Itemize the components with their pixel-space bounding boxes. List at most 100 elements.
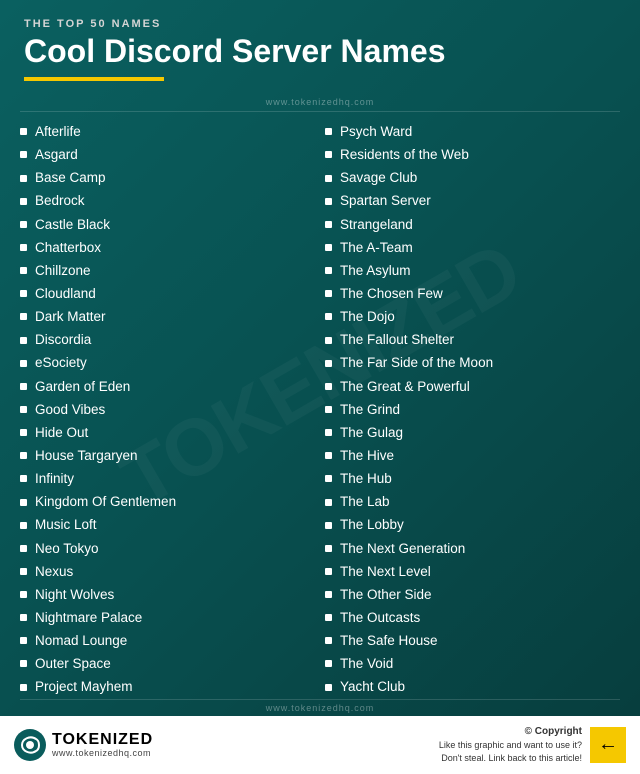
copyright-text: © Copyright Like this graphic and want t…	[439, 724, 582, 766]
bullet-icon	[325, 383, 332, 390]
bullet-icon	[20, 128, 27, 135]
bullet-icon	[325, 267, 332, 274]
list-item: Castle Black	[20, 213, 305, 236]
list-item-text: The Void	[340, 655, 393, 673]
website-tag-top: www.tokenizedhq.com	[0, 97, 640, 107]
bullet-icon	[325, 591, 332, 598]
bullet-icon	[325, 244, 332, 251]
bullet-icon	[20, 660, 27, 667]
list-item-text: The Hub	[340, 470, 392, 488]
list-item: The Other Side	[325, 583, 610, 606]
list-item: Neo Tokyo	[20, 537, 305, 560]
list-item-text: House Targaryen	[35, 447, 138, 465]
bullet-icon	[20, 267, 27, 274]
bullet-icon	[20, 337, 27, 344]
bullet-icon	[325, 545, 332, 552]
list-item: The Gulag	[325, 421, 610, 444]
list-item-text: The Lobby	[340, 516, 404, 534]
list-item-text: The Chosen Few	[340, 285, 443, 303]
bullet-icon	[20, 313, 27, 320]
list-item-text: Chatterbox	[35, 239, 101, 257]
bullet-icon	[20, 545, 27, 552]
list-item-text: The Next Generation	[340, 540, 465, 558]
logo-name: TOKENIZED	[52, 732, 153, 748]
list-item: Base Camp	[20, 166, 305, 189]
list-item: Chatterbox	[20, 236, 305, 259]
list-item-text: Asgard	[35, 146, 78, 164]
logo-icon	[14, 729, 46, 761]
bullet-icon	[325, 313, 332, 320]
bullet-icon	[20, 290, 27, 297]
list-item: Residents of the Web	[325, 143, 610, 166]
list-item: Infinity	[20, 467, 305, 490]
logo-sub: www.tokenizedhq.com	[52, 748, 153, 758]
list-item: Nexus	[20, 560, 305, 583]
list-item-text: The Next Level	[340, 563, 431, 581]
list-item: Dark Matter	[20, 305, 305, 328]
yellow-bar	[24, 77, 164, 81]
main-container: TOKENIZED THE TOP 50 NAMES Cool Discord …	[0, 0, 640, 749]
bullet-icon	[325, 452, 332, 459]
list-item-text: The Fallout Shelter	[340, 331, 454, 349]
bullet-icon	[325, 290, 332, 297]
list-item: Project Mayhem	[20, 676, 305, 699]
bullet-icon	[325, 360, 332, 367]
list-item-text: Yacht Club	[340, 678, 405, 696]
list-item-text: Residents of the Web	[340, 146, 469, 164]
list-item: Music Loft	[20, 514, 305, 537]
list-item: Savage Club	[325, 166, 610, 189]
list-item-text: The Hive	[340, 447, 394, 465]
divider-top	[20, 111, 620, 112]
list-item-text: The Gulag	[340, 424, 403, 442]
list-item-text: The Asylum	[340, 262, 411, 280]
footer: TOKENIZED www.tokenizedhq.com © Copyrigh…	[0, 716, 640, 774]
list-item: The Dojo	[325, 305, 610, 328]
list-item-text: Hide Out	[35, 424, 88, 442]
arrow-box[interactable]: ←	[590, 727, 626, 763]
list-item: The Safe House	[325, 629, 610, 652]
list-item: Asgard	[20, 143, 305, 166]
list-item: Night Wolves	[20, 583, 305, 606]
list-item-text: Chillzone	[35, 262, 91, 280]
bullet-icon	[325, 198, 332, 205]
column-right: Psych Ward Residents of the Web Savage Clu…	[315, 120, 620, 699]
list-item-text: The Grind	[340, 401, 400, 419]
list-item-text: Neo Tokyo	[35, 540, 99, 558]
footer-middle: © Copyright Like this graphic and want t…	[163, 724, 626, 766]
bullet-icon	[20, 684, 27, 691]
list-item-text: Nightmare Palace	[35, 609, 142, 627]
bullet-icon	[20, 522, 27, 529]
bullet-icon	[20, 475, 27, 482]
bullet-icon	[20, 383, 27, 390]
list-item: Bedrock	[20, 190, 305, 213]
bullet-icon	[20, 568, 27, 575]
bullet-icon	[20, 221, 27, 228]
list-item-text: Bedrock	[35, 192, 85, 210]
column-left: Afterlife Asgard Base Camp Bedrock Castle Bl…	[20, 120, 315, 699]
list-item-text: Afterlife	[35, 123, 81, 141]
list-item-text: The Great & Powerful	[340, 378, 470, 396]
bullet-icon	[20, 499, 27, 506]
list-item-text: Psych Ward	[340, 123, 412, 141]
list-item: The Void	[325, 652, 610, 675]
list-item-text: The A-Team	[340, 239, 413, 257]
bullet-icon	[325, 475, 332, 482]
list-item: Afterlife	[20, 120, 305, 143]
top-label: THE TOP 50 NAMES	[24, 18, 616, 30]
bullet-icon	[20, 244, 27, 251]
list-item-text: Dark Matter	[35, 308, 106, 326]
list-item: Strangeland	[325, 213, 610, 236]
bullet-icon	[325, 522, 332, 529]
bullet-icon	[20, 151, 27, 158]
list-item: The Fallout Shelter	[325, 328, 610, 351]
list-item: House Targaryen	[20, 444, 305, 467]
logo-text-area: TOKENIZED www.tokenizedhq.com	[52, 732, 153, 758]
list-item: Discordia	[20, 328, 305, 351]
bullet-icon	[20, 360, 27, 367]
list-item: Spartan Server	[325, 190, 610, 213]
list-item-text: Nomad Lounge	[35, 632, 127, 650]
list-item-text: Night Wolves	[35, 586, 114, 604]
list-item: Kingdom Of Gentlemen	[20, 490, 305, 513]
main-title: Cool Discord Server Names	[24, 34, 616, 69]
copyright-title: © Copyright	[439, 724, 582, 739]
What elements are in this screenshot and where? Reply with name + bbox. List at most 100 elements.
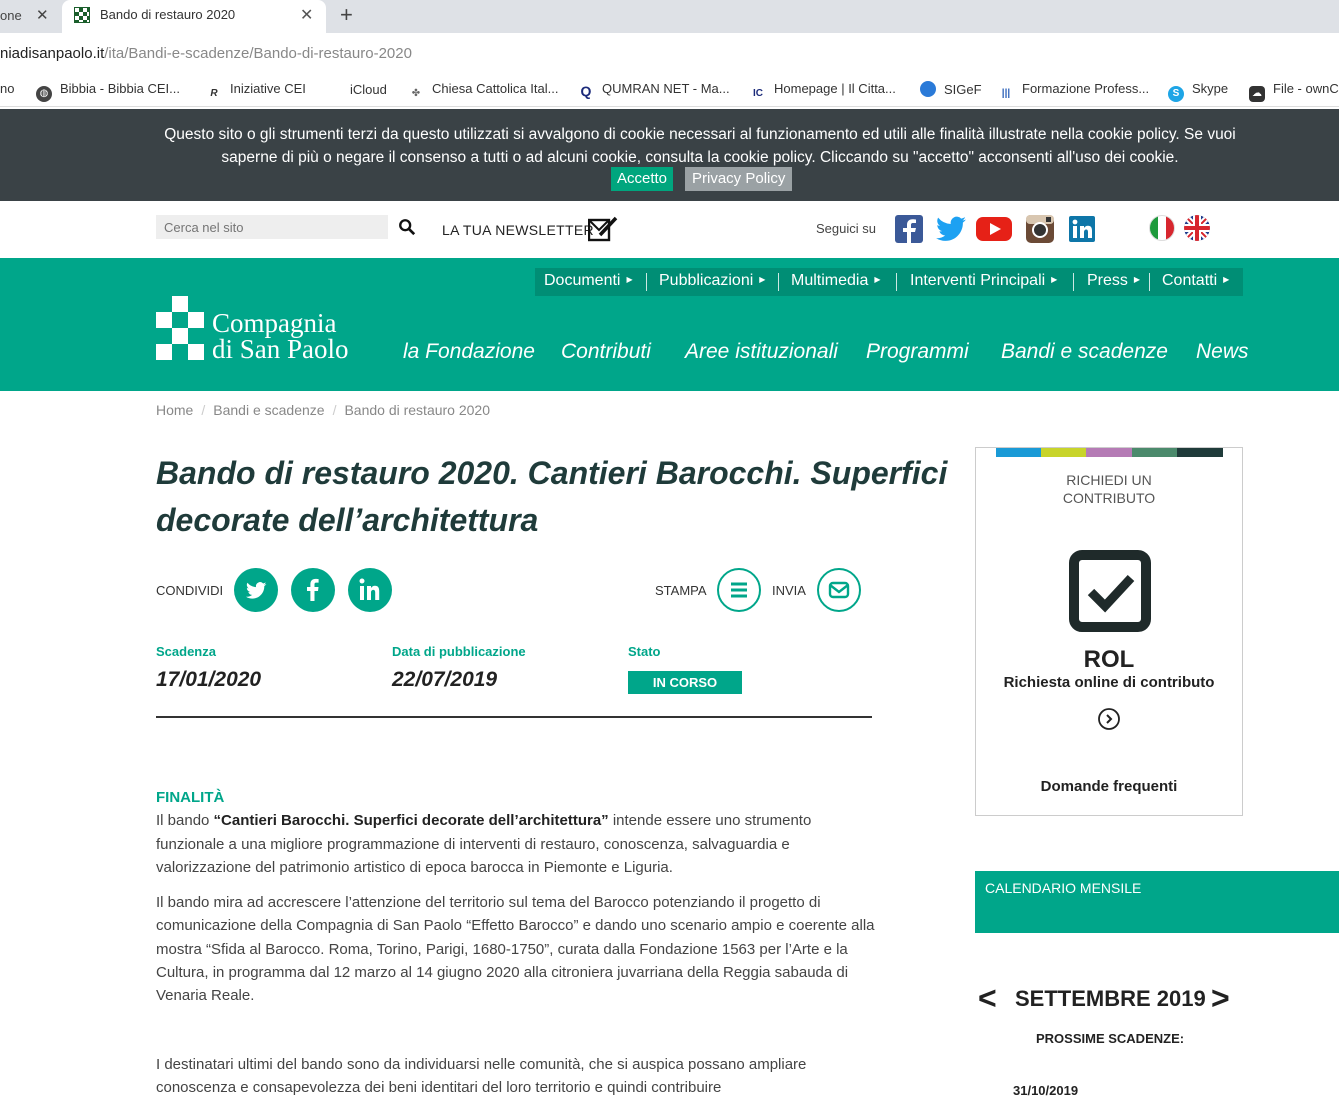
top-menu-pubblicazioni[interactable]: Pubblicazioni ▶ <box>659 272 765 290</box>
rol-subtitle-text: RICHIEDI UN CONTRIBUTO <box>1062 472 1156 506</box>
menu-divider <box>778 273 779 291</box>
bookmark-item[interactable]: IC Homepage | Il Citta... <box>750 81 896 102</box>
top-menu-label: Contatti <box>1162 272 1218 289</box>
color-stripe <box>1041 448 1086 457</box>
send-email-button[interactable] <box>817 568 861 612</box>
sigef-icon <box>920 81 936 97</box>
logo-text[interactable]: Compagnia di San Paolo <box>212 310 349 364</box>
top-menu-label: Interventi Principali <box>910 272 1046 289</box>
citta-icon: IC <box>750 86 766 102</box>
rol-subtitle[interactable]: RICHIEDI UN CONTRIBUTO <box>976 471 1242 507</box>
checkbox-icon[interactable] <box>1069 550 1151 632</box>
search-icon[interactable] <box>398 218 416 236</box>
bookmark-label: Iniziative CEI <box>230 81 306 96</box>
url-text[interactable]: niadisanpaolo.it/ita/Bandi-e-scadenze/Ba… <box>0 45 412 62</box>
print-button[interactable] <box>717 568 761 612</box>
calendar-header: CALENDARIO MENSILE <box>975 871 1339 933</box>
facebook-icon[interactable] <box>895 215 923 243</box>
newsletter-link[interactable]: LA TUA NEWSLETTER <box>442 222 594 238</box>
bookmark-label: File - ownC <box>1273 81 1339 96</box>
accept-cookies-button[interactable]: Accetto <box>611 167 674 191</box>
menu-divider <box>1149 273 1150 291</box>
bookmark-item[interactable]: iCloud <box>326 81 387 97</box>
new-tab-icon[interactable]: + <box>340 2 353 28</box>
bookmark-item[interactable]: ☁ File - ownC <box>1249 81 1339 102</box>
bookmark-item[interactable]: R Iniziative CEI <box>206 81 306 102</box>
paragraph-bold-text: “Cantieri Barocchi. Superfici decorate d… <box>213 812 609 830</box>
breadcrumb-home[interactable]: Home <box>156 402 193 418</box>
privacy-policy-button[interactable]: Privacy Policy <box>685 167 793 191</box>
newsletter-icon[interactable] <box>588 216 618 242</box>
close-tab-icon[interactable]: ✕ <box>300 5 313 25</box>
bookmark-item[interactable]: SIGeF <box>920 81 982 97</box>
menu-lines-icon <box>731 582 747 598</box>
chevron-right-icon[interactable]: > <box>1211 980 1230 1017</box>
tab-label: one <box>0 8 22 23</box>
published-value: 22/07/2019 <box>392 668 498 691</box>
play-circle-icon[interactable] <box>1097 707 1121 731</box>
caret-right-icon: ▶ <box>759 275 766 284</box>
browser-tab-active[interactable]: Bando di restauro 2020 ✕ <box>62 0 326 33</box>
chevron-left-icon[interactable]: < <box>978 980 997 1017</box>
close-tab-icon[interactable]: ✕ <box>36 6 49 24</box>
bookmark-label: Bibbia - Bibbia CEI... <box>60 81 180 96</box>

> **Task brief**:
Copy the lines of the records above word for word, from the line containing "top-menu-pubblicazioni[interactable]: Pubblicazioni ▶" up to and including the line containing "bookmark-item[interactable]: IC Homepage".

> **Solution for this problem**:
top-menu-pubblicazioni[interactable]: Pubblicazioni ▶ <box>659 272 765 290</box>
rol-subtitle-text: RICHIEDI UN CONTRIBUTO <box>1062 472 1156 506</box>
menu-divider <box>778 273 779 291</box>
bookmark-item[interactable]: IC Homepage | Il Citta... <box>750 81 896 102</box>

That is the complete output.